[Work to complete] Reproduce the records below in full and word for word, excluding pictures.

Dataset records
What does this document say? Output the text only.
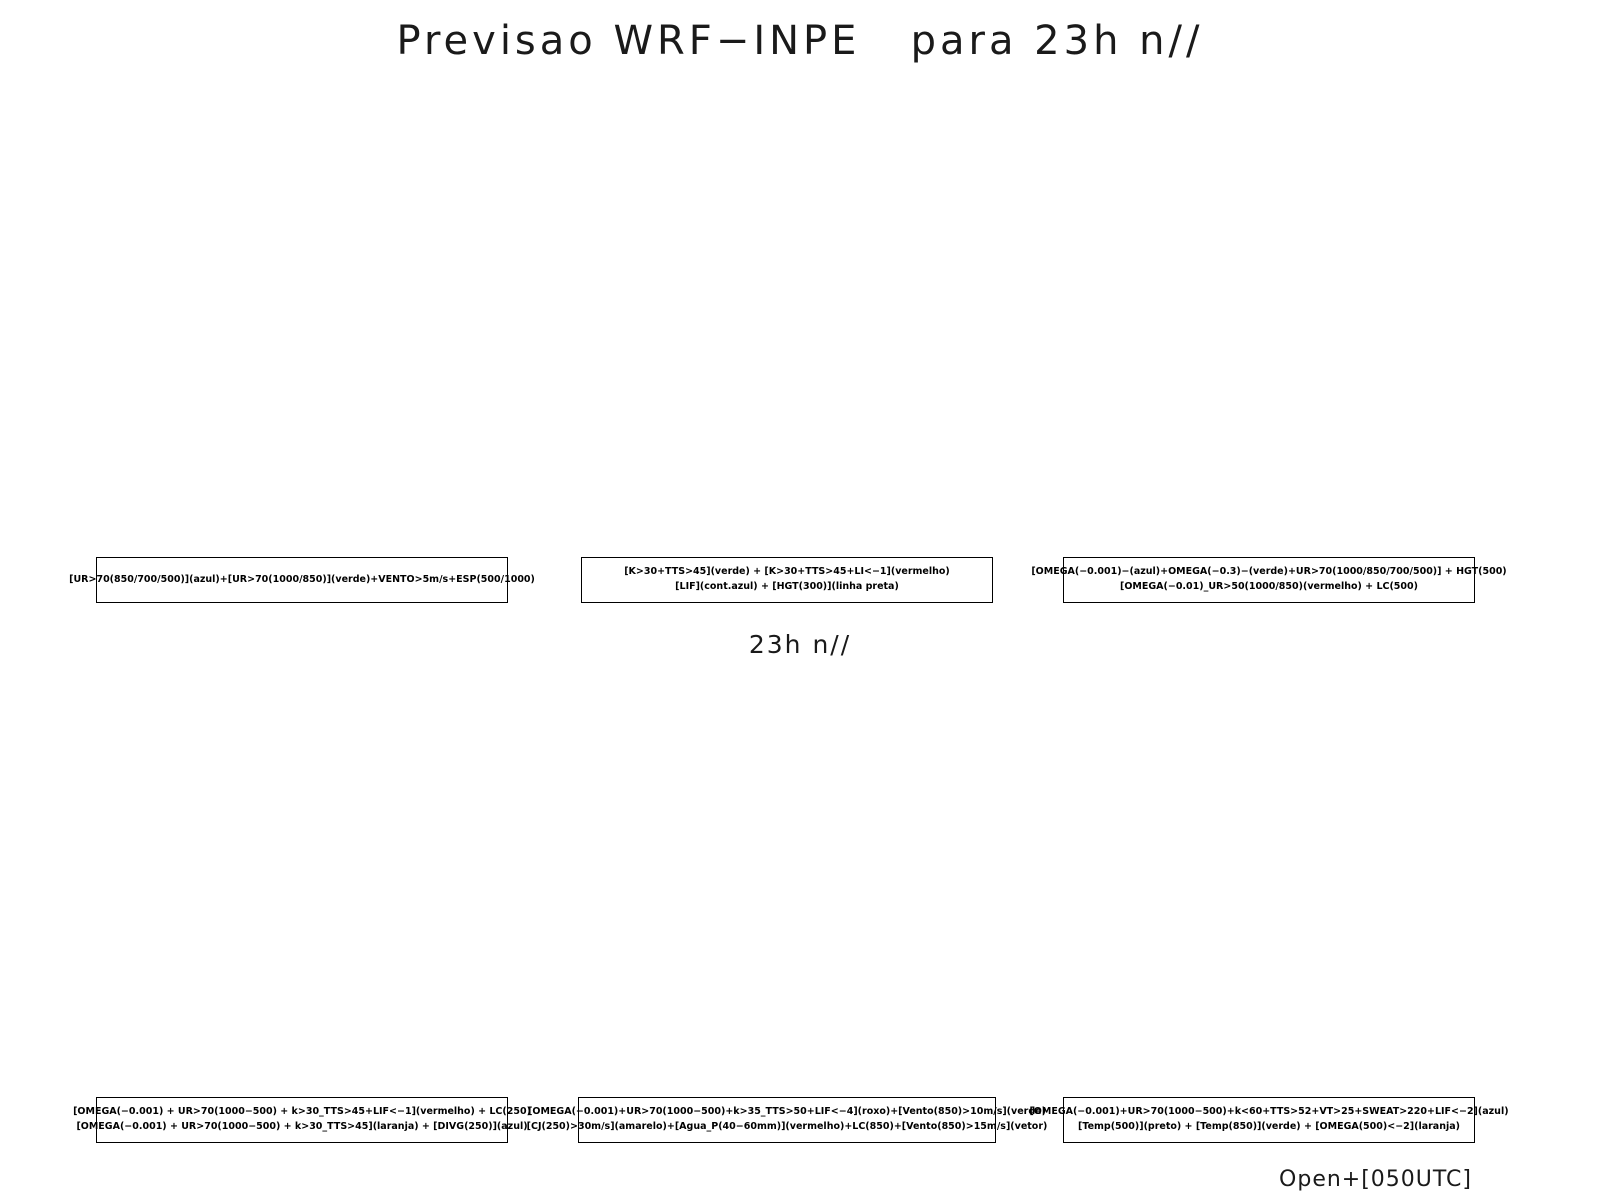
Previsao WRF−INPE   para 23h n//
[UR>70(850/700/500)](azul)+[UR>70(1000/850)](verde)+VENTO>5m/s+ESP(500/1000)
[K>30+TTS>45](verde) + [K>30+TTS>45+LI<−1](vermelho)
[LIF](cont.azul) + [HGT(300)](linha preta)
[OMEGA(−0.001)−(azul)+OMEGA(−0.3)−(verde)+UR>70(1000/850/700/500)] + HGT(500)
[OMEGA(−0.01)_UR>50(1000/850)(vermelho) + LC(500)
23h n//
[OMEGA(−0.001) + UR>70(1000−500) + k>30_TTS>45+LIF<−1](vermelho) + LC(250)
[OMEGA(−0.001) + UR>70(1000−500) + k>30_TTS>45](laranja) + [DIVG(250)](azul)
[OMEGA(−0.001)+UR>70(1000−500)+k>35_TTS>50+LIF<−4](roxo)+[Vento(850)>10m/s](verde)
[CJ(250)>30m/s](amarelo)+[Agua_P(40−60mm)](vermelho)+LC(850)+[Vento(850)>15m/s](vetor)
[OMEGA(−0.001)+UR>70(1000−500)+k<60+TTS>52+VT>25+SWEAT>220+LIF<−2](azul)
[Temp(500)](preto) + [Temp(850)](verde) + [OMEGA(500)<−2](laranja)
Open+[050UTC]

[Task output]
What does this document say? Output the text only.
Previsao WRF−INPE   para 23h n//
[UR>70(850/700/500)](azul)+[UR>70(1000/850)](verde)+VENTO>5m/s+ESP(500/1000)
[K>30+TTS>45](verde) + [K>30+TTS>45+LI<−1](vermelho)
[LIF](cont.azul) + [HGT(300)](linha preta)
[OMEGA(−0.001)−(azul)+OMEGA(−0.3)−(verde)+UR>70(1000/850/700/500)] + HGT(500)
[OMEGA(−0.01)_UR>50(1000/850)(vermelho) + LC(500)
23h n//
[OMEGA(−0.001) + UR>70(1000−500) + k>30_TTS>45+LIF<−1](vermelho) + LC(250)
[OMEGA(−0.001) + UR>70(1000−500) + k>30_TTS>45](laranja) + [DIVG(250)](azul)
[OMEGA(−0.001)+UR>70(1000−500)+k>35_TTS>50+LIF<−4](roxo)+[Vento(850)>10m/s](verde)
[CJ(250)>30m/s](amarelo)+[Agua_P(40−60mm)](vermelho)+LC(850)+[Vento(850)>15m/s](vetor)
[OMEGA(−0.001)+UR>70(1000−500)+k<60+TTS>52+VT>25+SWEAT>220+LIF<−2](azul)
[Temp(500)](preto) + [Temp(850)](verde) + [OMEGA(500)<−2](laranja)
Open+[050UTC]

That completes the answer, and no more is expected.